PKK artık ‘ortak düşman’ değil -Cahit Mervan
PKK artık ‘ortak düşman’ değil -Cahit Mervan
PKK artık ‘ortak düşman’ değil -Cahit Mervan
O meşhur sözü ilk kez ABD başkanı George W. Bush’un ağzından işitti kamuoyu. Dünyanın süper gücü sanki dünyada az düşmanı varmış gibi, hiçbir dönemde kendisine düşmanlık yapmayan PKK’yi ‘ortak düşman’ ilan ediyordu.
Bush 5 Kasım 2007’de Beyaz Saray’da Oval Ofis’te Türk başbakanı Tayyip Erdoğan ile yaptığı görüşmede oturduğu yerden, gerilmiş ve keyifli bir şekilde, kelimelerin üstüne basa basa “PKK; Türkiye'nin, bağımsız Irak'ın ve ABD'nin ortak düşmanıdır” diyordu.

_Kısa soru 1_
PKK'nin "ortak düşman" ilan edilmesini konu alan yazıya göre Bush, Erdoğan ile hangi tarihte görüştü?
_Kısa soru 2_
PKK'nin "ortak düşman" ilan edilmesini konu alan yazının devamını yazın.
Verilerin bu metinle hiçbir ilgisi yoktur.

_Sağlanan veriler_
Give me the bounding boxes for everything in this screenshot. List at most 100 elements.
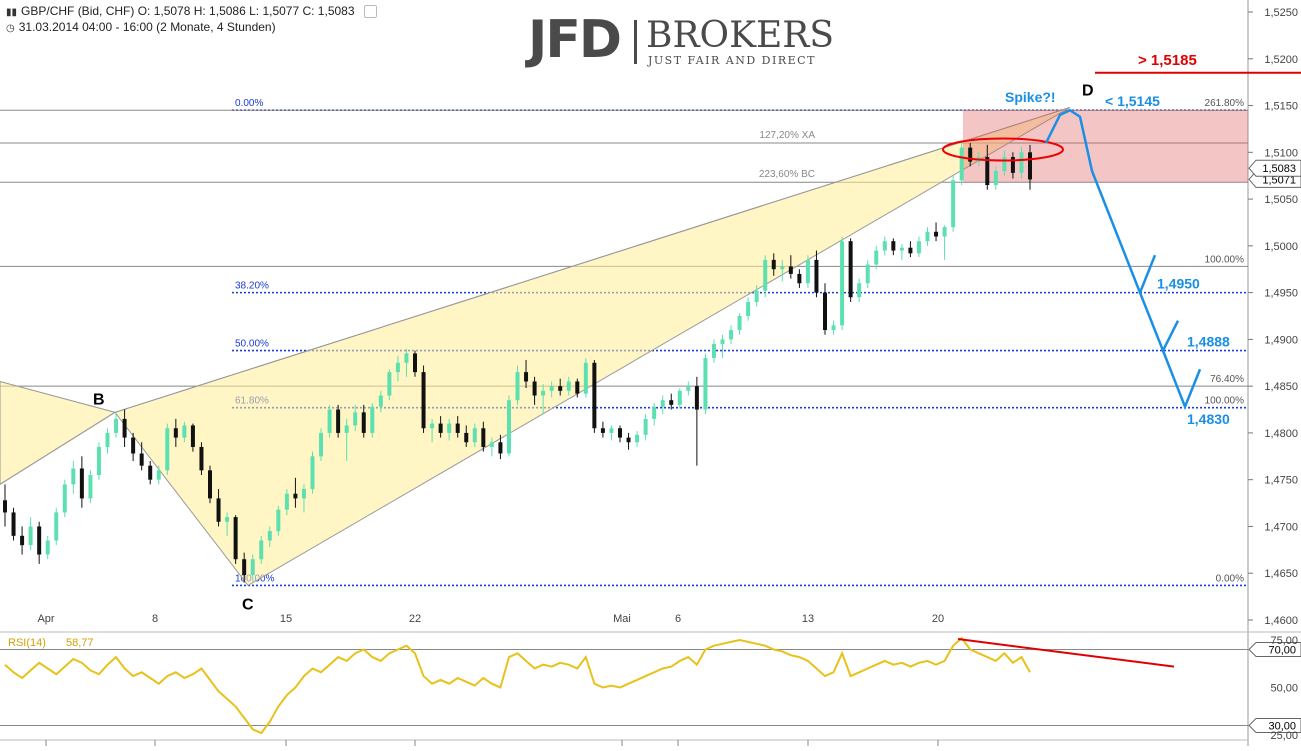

_Beklenen cevap 1_
5 Kasım 2007'de.

_Beklenen cevap 2_
Bu açıklama Kürdistan Özgürlük Hareketi karşısında ciddi manada çaresizlik yaşayan Türk devleti için önemliydi. İhtiyaç duyulan destek tavan yapmıştı. Bundan ötesi yoktu. Bu nedenle Türk tarafı Bush ve onun yönetimini yer göğe sığdırmakta zorlanıyordu.
Bush’un bu haksız, adaletsiz ve tek taraflı Kürt düşmanlığının faturasının Türk tarafına ne olduğu iste bugüne kadar açıklığa kavuşmadı. Türkiye bu ‘jestin’ karşılığında ne verdi, halen bir sırdır. ABD’nin Türkiye’ye Kürtlere karşı yürüttüğü savaşta ‘tek taraflı’ çektiği bu kıyak sadece iki ülke arasındaki dostlukla alakalı değildi. Olamazdı da.
Bush’un Erdoğan yönetimine verdiği bu güçlü destek sorunun çözümünü ertelemekten, daha fazla Kürt ve Türk’ün savaşta yaşamını yitirtmesinden, iki taraf için zaman ve enerji kaybından başka bir işe yaramadı.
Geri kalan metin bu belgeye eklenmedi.